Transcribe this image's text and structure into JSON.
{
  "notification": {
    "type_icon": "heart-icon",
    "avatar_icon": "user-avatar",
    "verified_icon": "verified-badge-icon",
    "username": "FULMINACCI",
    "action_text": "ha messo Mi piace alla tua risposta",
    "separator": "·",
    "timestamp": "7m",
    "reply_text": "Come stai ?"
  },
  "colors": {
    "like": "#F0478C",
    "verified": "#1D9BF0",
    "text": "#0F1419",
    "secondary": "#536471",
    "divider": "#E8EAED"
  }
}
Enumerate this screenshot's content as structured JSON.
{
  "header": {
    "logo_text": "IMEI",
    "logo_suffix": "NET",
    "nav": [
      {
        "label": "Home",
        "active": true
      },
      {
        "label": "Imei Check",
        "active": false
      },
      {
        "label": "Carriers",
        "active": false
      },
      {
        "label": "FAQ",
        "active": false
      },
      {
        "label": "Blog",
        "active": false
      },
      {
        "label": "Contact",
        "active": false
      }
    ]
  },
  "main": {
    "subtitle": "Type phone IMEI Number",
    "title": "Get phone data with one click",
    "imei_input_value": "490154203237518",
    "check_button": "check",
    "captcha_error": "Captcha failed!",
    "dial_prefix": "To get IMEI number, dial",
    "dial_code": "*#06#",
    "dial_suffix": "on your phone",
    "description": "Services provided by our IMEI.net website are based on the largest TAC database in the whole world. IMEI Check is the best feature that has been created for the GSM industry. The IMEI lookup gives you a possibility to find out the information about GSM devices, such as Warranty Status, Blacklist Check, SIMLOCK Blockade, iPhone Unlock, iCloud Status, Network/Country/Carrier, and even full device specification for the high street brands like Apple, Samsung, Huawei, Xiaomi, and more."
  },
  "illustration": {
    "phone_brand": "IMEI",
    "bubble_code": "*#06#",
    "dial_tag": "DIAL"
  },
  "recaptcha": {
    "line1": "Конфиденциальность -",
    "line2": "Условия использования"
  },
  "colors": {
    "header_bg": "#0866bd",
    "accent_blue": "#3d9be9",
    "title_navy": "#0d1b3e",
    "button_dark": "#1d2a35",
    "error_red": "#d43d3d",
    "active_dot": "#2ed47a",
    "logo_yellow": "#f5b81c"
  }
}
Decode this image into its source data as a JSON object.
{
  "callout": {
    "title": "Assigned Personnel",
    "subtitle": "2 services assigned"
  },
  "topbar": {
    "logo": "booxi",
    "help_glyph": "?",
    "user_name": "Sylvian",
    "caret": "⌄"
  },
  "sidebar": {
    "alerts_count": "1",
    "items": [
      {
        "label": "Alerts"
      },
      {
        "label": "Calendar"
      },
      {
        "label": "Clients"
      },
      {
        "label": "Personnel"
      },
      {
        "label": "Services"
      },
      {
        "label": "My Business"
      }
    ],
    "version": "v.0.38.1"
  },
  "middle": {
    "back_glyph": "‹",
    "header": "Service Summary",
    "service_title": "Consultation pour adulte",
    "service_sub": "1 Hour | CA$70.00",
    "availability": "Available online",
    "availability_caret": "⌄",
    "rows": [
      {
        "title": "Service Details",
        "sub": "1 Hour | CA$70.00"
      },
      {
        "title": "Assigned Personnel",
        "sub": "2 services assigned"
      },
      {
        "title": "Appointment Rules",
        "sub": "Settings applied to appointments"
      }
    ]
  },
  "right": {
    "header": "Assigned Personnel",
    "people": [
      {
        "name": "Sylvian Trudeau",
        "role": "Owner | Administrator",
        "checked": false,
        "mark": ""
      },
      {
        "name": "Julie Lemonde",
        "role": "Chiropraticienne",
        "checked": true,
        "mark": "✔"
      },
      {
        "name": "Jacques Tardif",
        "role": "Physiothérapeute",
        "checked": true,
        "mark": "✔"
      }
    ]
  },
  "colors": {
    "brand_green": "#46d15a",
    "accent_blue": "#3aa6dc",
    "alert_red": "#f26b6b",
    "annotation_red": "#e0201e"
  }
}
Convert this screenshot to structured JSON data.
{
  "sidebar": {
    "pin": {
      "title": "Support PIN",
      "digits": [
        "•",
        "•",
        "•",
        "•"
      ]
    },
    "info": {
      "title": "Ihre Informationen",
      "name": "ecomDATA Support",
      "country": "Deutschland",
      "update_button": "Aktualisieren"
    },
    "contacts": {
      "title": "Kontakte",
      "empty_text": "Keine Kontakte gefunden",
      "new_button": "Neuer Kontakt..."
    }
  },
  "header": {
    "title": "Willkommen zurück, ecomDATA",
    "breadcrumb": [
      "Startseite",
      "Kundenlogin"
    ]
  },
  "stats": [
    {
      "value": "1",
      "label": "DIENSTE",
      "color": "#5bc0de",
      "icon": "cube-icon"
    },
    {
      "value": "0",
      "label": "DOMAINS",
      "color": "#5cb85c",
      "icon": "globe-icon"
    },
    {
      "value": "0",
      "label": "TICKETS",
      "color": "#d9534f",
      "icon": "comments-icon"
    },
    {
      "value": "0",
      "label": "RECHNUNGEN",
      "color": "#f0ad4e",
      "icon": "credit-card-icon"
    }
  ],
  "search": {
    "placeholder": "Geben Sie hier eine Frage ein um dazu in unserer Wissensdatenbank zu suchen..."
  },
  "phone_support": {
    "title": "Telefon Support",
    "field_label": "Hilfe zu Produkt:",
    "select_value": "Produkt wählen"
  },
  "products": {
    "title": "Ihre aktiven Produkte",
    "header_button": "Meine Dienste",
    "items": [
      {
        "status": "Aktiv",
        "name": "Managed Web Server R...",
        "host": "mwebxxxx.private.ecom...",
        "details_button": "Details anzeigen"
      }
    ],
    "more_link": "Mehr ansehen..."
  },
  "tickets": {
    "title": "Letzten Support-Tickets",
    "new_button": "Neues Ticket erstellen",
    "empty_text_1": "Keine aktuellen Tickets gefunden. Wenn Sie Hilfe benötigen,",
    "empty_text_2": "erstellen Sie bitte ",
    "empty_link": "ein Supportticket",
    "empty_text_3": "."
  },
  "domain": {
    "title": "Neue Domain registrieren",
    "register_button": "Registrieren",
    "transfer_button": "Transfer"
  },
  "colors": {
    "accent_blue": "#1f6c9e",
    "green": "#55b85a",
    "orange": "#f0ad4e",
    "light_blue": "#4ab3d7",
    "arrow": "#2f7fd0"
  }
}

_JOB_:
Take the lines above and retype all of them exactly.

_CORRECT RESPONSE_:
Transcribe this image's text and structure into JSON.
{
  "notification": {
    "type_icon": "heart-icon",
    "avatar_icon": "user-avatar",
    "verified_icon": "verified-badge-icon",
    "username": "FULMINACCI",
    "action_text": "ha messo Mi piace alla tua risposta",
    "separator": "·",
    "timestamp": "7m",
    "reply_text": "Come stai ?"
  },
  "colors": {
    "like": "#F0478C",
    "verified": "#1D9BF0",
    "text": "#0F1419",
    "secondary": "#536471",
    "divider": "#E8EAED"
  }
}
Enumerate this screenshot's content as structured JSON.
{
  "header": {
    "logo_text": "IMEI",
    "logo_suffix": "NET",
    "nav": [
      {
        "label": "Home",
        "active": true
      },
      {
        "label": "Imei Check",
        "active": false
      },
      {
        "label": "Carriers",
        "active": false
      },
      {
        "label": "FAQ",
        "active": false
      },
      {
        "label": "Blog",
        "active": false
      },
      {
        "label": "Contact",
        "active": false
      }
    ]
  },
  "main": {
    "subtitle": "Type phone IMEI Number",
    "title": "Get phone data with one click",
    "imei_input_value": "490154203237518",
    "check_button": "check",
    "captcha_error": "Captcha failed!",
    "dial_prefix": "To get IMEI number, dial",
    "dial_code": "*#06#",
    "dial_suffix": "on your phone",
    "description": "Services provided by our IMEI.net website are based on the largest TAC database in the whole world. IMEI Check is the best feature that has been created for the GSM industry. The IMEI lookup gives you a possibility to find out the information about GSM devices, such as Warranty Status, Blacklist Check, SIMLOCK Blockade, iPhone Unlock, iCloud Status, Network/Country/Carrier, and even full device specification for the high street brands like Apple, Samsung, Huawei, Xiaomi, and more."
  },
  "illustration": {
    "phone_brand": "IMEI",
    "bubble_code": "*#06#",
    "dial_tag": "DIAL"
  },
  "recaptcha": {
    "line1": "Конфиденциальность -",
    "line2": "Условия использования"
  },
  "colors": {
    "header_bg": "#0866bd",
    "accent_blue": "#3d9be9",
    "title_navy": "#0d1b3e",
    "button_dark": "#1d2a35",
    "error_red": "#d43d3d",
    "active_dot": "#2ed47a",
    "logo_yellow": "#f5b81c"
  }
}
Decode this image into its source data as a JSON object.
{
  "callout": {
    "title": "Assigned Personnel",
    "subtitle": "2 services assigned"
  },
  "topbar": {
    "logo": "booxi",
    "help_glyph": "?",
    "user_name": "Sylvian",
    "caret": "⌄"
  },
  "sidebar": {
    "alerts_count": "1",
    "items": [
      {
        "label": "Alerts"
      },
      {
        "label": "Calendar"
      },
      {
        "label": "Clients"
      },
      {
        "label": "Personnel"
      },
      {
        "label": "Services"
      },
      {
        "label": "My Business"
      }
    ],
    "version": "v.0.38.1"
  },
  "middle": {
    "back_glyph": "‹",
    "header": "Service Summary",
    "service_title": "Consultation pour adulte",
    "service_sub": "1 Hour | CA$70.00",
    "availability": "Available online",
    "availability_caret": "⌄",
    "rows": [
      {
        "title": "Service Details",
        "sub": "1 Hour | CA$70.00"
      },
      {
        "title": "Assigned Personnel",
        "sub": "2 services assigned"
      },
      {
        "title": "Appointment Rules",
        "sub": "Settings applied to appointments"
      }
    ]
  },
  "right": {
    "header": "Assigned Personnel",
    "people": [
      {
        "name": "Sylvian Trudeau",
        "role": "Owner | Administrator",
        "checked": false,
        "mark": ""
      },
      {
        "name": "Julie Lemonde",
        "role": "Chiropraticienne",
        "checked": true,
        "mark": "✔"
      },
      {
        "name": "Jacques Tardif",
        "role": "Physiothérapeute",
        "checked": true,
        "mark": "✔"
      }
    ]
  },
  "colors": {
    "brand_green": "#46d15a",
    "accent_blue": "#3aa6dc",
    "alert_red": "#f26b6b",
    "annotation_red": "#e0201e"
  }
}
Convert this screenshot to structured JSON data.
{
  "sidebar": {
    "pin": {
      "title": "Support PIN",
      "digits": [
        "•",
        "•",
        "•",
        "•"
      ]
    },
    "info": {
      "title": "Ihre Informationen",
      "name": "ecomDATA Support",
      "country": "Deutschland",
      "update_button": "Aktualisieren"
    },
    "contacts": {
      "title": "Kontakte",
      "empty_text": "Keine Kontakte gefunden",
      "new_button": "Neuer Kontakt..."
    }
  },
  "header": {
    "title": "Willkommen zurück, ecomDATA",
    "breadcrumb": [
      "Startseite",
      "Kundenlogin"
    ]
  },
  "stats": [
    {
      "value": "1",
      "label": "DIENSTE",
      "color": "#5bc0de",
      "icon": "cube-icon"
    },
    {
      "value": "0",
      "label": "DOMAINS",
      "color": "#5cb85c",
      "icon": "globe-icon"
    },
    {
      "value": "0",
      "label": "TICKETS",
      "color": "#d9534f",
      "icon": "comments-icon"
    },
    {
      "value": "0",
      "label": "RECHNUNGEN",
      "color": "#f0ad4e",
      "icon": "credit-card-icon"
    }
  ],
  "search": {
    "placeholder": "Geben Sie hier eine Frage ein um dazu in unserer Wissensdatenbank zu suchen..."
  },
  "phone_support": {
    "title": "Telefon Support",
    "field_label": "Hilfe zu Produkt:",
    "select_value": "Produkt wählen"
  },
  "products": {
    "title": "Ihre aktiven Produkte",
    "header_button": "Meine Dienste",
    "items": [
      {
        "status": "Aktiv",
        "name": "Managed Web Server R...",
        "host": "mwebxxxx.private.ecom...",
        "details_button": "Details anzeigen"
      }
    ],
    "more_link": "Mehr ansehen..."
  },
  "tickets": {
    "title": "Letzten Support-Tickets",
    "new_button": "Neues Ticket erstellen",
    "empty_text_1": "Keine aktuellen Tickets gefunden. Wenn Sie Hilfe benötigen,",
    "empty_text_2": "erstellen Sie bitte ",
    "empty_link": "ein Supportticket",
    "empty_text_3": "."
  },
  "domain": {
    "title": "Neue Domain registrieren",
    "register_button": "Registrieren",
    "transfer_button": "Transfer"
  },
  "colors": {
    "accent_blue": "#1f6c9e",
    "green": "#55b85a",
    "orange": "#f0ad4e",
    "light_blue": "#4ab3d7",
    "arrow": "#2f7fd0"
  }
}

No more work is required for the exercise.